— Start Provided records —
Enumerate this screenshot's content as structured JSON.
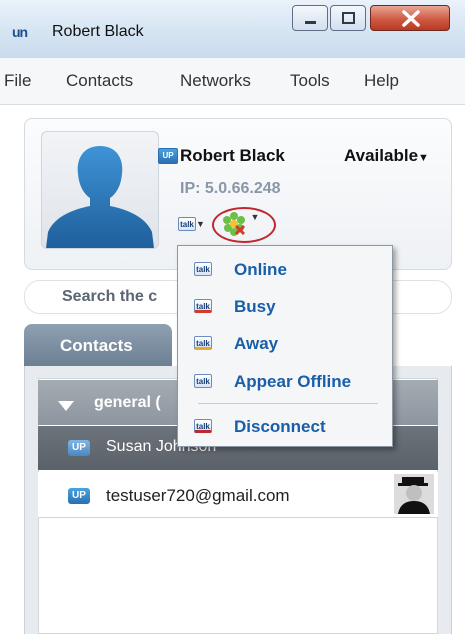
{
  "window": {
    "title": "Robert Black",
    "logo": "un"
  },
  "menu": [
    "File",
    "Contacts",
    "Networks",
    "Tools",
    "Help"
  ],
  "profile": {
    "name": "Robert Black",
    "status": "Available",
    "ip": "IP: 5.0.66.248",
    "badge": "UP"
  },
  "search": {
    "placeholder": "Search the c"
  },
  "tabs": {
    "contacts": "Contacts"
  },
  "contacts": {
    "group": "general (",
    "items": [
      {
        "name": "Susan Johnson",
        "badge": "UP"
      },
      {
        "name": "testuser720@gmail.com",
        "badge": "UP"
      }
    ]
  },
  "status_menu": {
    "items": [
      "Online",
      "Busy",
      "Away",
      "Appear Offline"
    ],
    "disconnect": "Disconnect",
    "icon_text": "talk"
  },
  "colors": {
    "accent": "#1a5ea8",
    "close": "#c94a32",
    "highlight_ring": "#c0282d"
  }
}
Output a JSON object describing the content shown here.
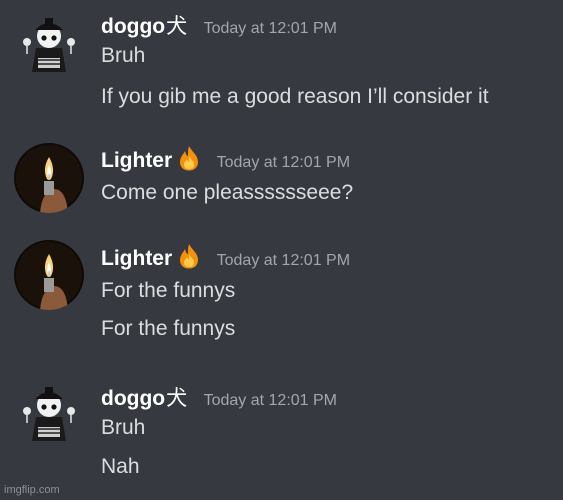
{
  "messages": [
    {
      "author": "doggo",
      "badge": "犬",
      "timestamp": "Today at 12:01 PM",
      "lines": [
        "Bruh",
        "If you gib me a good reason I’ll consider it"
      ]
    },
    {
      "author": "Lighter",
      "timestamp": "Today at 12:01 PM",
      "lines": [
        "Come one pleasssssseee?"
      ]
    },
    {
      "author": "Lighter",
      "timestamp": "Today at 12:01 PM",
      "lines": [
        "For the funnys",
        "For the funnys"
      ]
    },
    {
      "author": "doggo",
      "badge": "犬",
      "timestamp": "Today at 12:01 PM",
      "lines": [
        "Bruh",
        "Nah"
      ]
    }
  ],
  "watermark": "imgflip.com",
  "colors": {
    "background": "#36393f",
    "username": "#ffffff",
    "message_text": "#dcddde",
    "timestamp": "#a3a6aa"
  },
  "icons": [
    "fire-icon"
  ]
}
— End Provided records —
— Start Provided records —
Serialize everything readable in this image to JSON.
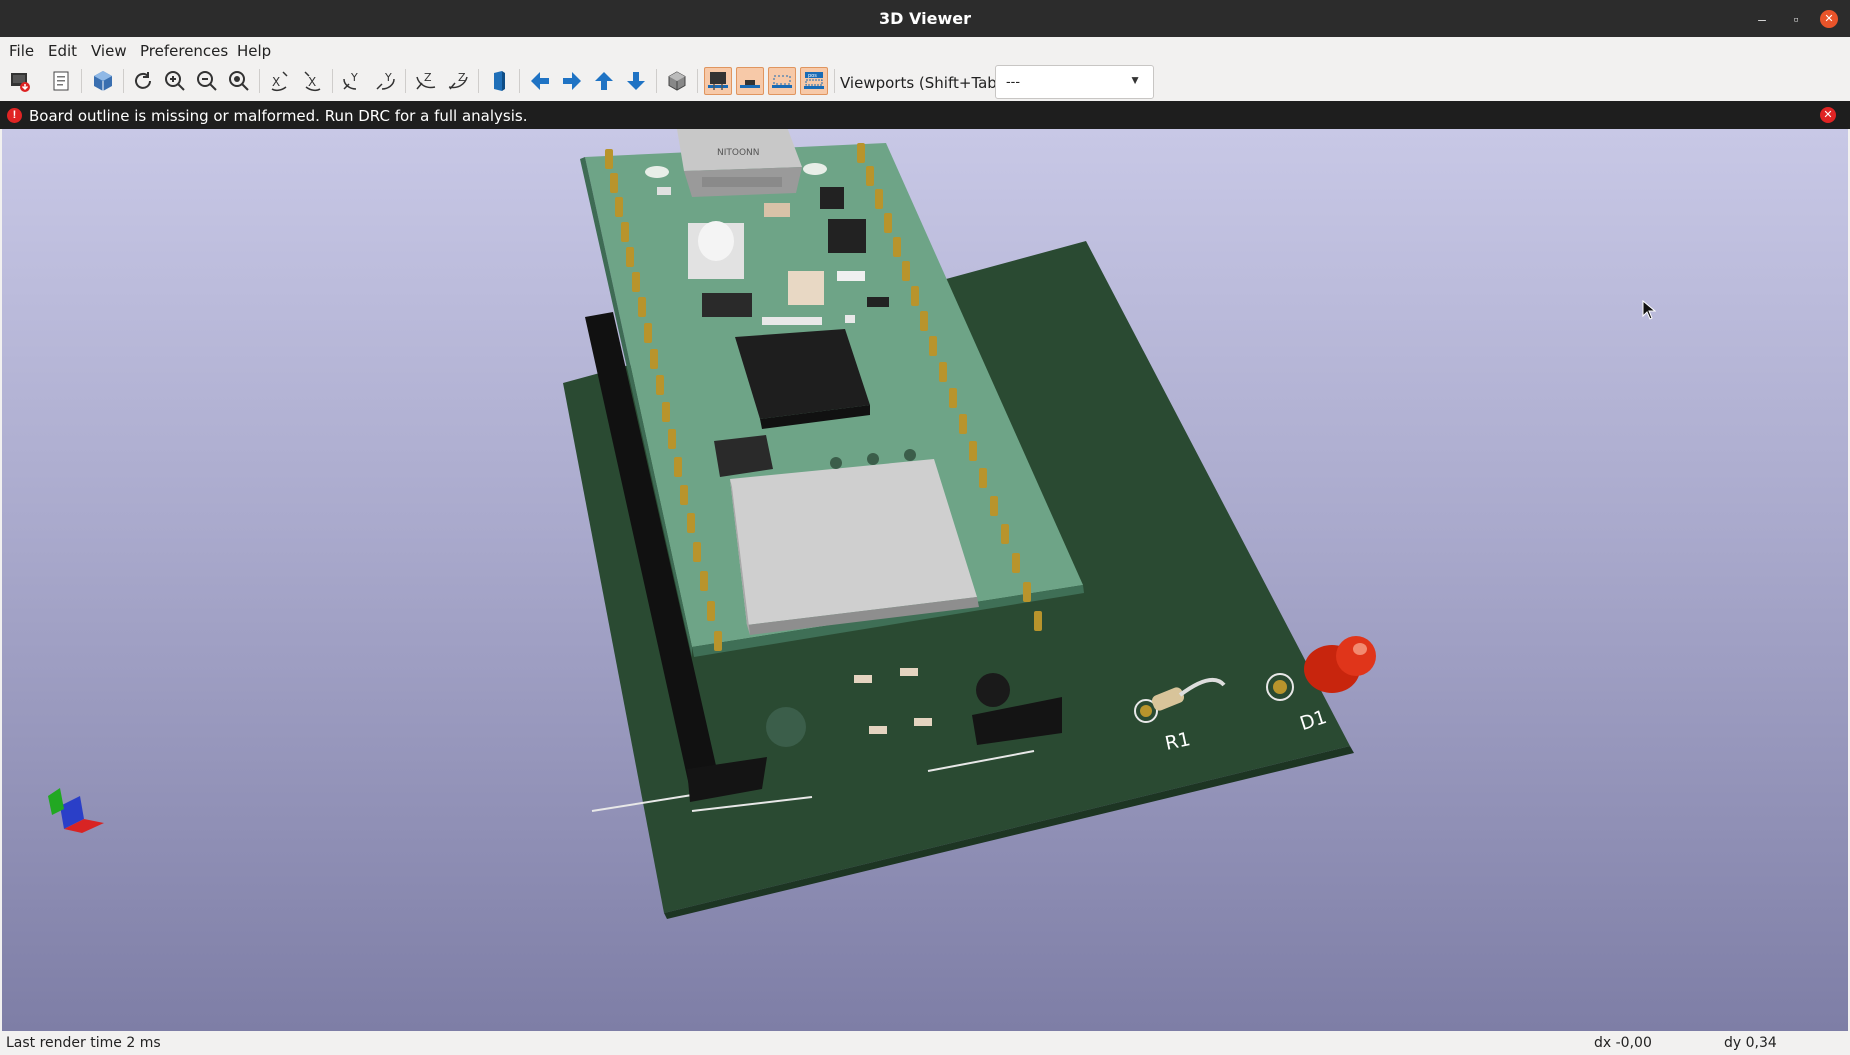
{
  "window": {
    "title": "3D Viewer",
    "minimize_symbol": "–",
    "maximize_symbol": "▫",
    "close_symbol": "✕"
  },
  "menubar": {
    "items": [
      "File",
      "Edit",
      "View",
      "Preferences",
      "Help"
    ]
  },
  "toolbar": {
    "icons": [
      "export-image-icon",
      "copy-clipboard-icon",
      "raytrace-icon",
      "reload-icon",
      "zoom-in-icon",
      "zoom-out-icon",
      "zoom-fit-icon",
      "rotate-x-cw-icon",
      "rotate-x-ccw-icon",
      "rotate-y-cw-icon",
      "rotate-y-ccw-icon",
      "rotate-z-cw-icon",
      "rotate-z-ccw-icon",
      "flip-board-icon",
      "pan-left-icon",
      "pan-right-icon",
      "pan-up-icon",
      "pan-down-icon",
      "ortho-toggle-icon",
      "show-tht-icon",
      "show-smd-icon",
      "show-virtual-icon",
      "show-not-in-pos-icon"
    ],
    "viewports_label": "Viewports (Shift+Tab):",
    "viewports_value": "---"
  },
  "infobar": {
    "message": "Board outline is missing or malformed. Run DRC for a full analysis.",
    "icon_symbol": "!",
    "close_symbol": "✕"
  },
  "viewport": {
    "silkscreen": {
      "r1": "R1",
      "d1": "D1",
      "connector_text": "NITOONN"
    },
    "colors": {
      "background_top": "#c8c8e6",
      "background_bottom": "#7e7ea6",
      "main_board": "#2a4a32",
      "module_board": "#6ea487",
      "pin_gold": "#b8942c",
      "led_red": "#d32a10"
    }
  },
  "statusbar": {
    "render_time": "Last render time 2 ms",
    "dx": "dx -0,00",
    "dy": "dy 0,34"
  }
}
— End Provided records —
Task prompt
Look through the entries above and report each line where the string "JSON" occurs.

The answer
Enumerate this screenshot's content as structured JSON.
Output a JSON object describing the content shown here.
Serialize everything readable in this image to JSON.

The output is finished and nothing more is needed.